Risk Management and Magical Thinking
November 13, 2020
A key part of dealing with the narrative driven world that we live in is recognising that just because ‘everyone agrees’ that something is true, doesn’t mean that in the end that turns out to be the case. Risk management is thus about remembering Mark Twain’s wise words (of so many), that the biggest risk is not the unknown, but the discovery that what we know for ‘certain’ turns out not to be so.
Over the last week the market has had several, largely positive, surprises. Firstly, that there was no Blue Wave of Democrats sweeping all three branches of the US government. Whether the polls drove the pundits or the pundits the polls doesn’t really matter. The reality is that once again magical thinking was found wanting. Just because the Media believed it to be true, because in their world it really should be, doesn’t make it so. The market liked this, because it doesn’t like politicians having very much power. Or as the great US humourist P J O’Rourke put it:
Giving money and power to government is like giving whiskey and car keys to teenage boys.P J O’Rourke
The second positive surprise came from the Merchants of Health, when Pfizer announced that its vaccine trial showed 90% efficacy. They tested 44,000 of which half had a placebo. Of the 94 cases we should assume that most, probably 85, had taken the placebo, which is great. Except of course what it also means is that with only 84 people out of 22,000 developing symptoms, that the placebo is 99.6% efficient at preventing Covid, whereas the vaccine is 99.96% efficient. And remember this is for getting symptoms. Not dying of it.
This takes us back to framing. If doing x means your risk improves from 99.6% chance of not getting it to 99.96% is it actually worth it? Not just the monetary costs but also the fact that the producers are demanding indemnity from prosecution if anything goes wrong, while many in government are trying to make it compulsory. Given that for most people this is a virus that you have to be tested to see if you have it and from which you are 99.8% to recover if you do, one wonders why it is needed at all. To adapt the meme about Masks “If I pretend it works, will you pretend I’ve taken it?” I’ll take the placebo thanks.

(Document structure recognition data)
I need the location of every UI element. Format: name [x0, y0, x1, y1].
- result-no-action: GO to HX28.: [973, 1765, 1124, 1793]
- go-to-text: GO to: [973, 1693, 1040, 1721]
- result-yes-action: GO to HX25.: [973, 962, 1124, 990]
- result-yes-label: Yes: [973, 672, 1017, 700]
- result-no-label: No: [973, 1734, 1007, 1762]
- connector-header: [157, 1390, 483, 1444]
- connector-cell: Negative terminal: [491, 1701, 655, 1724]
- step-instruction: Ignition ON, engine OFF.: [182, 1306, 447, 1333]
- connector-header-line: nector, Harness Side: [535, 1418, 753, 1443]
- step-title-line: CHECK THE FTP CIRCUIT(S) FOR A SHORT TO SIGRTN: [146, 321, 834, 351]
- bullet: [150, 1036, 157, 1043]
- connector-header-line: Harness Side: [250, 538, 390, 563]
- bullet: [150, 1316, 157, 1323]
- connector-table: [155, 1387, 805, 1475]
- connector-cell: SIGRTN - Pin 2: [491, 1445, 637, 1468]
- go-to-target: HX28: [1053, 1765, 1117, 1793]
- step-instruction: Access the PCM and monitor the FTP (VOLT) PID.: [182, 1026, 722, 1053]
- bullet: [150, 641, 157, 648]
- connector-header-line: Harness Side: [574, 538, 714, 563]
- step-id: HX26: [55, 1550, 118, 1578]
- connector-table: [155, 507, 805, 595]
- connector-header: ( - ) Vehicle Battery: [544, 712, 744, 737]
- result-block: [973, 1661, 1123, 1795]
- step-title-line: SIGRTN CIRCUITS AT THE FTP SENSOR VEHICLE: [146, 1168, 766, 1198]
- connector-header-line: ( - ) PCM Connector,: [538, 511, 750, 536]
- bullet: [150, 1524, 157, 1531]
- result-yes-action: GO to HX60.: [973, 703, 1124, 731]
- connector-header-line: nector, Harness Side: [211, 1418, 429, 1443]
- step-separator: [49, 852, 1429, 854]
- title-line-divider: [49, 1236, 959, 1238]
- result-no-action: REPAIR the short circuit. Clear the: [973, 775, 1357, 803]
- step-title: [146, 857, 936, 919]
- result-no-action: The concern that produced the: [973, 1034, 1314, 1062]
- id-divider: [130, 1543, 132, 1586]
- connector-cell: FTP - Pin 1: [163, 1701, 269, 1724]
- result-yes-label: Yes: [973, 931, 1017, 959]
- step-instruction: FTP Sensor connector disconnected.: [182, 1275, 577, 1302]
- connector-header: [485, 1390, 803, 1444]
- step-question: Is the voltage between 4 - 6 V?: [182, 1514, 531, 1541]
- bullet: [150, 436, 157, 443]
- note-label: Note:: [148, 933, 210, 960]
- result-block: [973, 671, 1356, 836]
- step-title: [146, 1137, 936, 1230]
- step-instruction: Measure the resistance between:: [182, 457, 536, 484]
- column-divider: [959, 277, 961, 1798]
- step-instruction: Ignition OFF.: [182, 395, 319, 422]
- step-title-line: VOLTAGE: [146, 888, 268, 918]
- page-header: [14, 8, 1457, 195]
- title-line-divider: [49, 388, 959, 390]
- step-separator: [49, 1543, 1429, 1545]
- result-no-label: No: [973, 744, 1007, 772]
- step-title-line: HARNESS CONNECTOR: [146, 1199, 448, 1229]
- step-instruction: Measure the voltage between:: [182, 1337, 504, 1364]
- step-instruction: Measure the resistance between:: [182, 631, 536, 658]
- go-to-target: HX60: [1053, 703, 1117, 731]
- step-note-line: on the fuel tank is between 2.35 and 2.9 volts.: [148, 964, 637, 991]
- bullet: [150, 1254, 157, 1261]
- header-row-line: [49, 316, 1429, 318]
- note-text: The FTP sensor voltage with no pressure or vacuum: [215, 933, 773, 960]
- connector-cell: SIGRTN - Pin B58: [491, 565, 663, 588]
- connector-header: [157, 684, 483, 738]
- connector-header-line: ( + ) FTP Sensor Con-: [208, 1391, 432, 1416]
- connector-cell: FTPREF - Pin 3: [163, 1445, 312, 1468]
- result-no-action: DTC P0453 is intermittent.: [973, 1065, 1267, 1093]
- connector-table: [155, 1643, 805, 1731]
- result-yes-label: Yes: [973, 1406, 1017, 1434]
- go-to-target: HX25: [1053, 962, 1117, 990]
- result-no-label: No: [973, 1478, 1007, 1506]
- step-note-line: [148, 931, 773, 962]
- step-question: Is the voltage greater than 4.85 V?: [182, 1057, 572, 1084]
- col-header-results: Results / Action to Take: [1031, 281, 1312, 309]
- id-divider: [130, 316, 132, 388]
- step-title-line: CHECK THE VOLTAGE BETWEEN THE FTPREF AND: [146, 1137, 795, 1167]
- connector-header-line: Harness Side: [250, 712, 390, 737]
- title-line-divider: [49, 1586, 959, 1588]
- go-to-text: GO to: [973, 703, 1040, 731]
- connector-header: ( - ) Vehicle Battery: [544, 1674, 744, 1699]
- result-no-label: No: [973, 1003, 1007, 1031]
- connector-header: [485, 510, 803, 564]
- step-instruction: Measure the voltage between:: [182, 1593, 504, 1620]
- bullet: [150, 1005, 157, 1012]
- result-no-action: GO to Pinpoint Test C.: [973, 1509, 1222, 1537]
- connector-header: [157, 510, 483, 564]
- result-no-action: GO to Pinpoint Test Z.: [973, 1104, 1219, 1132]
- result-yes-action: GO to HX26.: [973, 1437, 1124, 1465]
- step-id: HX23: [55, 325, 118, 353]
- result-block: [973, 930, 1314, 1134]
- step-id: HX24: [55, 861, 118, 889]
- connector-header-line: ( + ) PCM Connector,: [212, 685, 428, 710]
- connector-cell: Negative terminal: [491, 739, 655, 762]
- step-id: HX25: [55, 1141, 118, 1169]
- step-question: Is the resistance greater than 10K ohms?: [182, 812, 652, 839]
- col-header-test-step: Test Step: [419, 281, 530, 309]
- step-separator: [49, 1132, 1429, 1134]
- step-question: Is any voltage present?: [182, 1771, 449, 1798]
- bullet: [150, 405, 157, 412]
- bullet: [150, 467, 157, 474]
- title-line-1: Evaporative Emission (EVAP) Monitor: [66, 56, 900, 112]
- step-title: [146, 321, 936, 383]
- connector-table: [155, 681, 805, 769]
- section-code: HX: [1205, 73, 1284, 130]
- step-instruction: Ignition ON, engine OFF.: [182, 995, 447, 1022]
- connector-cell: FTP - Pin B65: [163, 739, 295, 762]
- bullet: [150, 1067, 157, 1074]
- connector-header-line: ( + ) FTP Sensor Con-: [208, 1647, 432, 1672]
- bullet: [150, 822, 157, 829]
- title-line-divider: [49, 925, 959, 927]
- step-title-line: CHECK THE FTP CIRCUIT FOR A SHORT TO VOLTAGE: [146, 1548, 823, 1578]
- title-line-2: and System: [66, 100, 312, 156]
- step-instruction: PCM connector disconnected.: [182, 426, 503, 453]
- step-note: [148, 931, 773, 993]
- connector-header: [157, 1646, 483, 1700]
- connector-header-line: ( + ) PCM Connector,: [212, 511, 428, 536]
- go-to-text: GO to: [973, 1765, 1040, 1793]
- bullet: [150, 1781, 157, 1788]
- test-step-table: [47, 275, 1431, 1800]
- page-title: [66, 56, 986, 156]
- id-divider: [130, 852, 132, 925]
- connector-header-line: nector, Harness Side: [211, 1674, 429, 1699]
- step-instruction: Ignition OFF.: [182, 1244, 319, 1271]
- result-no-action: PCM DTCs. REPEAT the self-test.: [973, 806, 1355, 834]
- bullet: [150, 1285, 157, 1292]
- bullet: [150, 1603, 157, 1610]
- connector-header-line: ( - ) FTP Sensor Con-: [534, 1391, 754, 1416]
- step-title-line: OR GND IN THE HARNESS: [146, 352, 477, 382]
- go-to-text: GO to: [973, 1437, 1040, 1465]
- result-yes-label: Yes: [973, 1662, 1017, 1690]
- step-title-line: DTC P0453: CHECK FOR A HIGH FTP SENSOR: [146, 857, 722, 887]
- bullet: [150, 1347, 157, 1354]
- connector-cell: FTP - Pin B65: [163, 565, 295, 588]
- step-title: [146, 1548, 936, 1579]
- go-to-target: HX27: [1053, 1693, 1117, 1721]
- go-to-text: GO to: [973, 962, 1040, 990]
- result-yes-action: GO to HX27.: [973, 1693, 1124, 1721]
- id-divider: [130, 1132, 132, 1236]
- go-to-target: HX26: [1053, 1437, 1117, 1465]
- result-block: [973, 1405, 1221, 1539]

## [PARTS OF THE EXERCISE]
1 – In the risk management essay, how many people did Pfizer's vaccine trial test?
2 – Write the next paragraph of the essay on risk management and magical thinking, starting right after its last sentence.

## [TASK RESULTS]
1 – 44,000, half of whom received a placebo.

2 –
Of course the market is correct to take this positively for it provides a different sort of placebo; it allows western governments who have painted themselves into a corner of lockdown zealotry to escape with their reputations intact (at least as far as they think). Together with more rapid testing (another ‘recent’ announcement, presumably also down to ‘President Elect Biden’) this should allow a semblance of normalcy to return and the men and women in lab coats to be simultaneously feted and pushed back into their labs.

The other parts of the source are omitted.